• Directions for this task
Provide only the number of lines in the data below that contain the word "title".

• Provided material
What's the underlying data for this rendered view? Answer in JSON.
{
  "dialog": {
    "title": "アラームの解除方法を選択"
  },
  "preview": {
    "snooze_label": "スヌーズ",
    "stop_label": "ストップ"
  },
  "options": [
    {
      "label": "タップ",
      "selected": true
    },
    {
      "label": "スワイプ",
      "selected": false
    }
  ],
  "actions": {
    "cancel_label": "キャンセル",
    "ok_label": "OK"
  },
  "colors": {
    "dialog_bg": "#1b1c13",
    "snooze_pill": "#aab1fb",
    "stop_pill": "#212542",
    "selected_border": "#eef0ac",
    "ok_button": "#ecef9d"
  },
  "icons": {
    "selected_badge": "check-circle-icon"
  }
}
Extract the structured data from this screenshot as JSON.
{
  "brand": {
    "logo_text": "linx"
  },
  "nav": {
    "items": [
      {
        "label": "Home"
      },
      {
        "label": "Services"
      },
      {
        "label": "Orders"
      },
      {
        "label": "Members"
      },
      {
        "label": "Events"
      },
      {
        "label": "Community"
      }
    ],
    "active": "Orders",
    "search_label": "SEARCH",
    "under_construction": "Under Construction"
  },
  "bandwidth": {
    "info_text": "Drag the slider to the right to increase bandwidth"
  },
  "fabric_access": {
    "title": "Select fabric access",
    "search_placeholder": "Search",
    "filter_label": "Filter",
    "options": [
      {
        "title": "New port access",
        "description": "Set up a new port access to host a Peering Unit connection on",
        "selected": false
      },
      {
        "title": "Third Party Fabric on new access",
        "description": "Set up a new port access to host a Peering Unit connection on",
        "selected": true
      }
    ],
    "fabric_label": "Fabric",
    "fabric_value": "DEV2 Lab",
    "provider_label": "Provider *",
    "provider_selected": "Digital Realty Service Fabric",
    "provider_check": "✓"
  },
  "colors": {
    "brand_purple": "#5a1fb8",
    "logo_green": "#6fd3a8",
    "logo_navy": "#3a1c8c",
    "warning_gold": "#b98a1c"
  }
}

• Written reply
4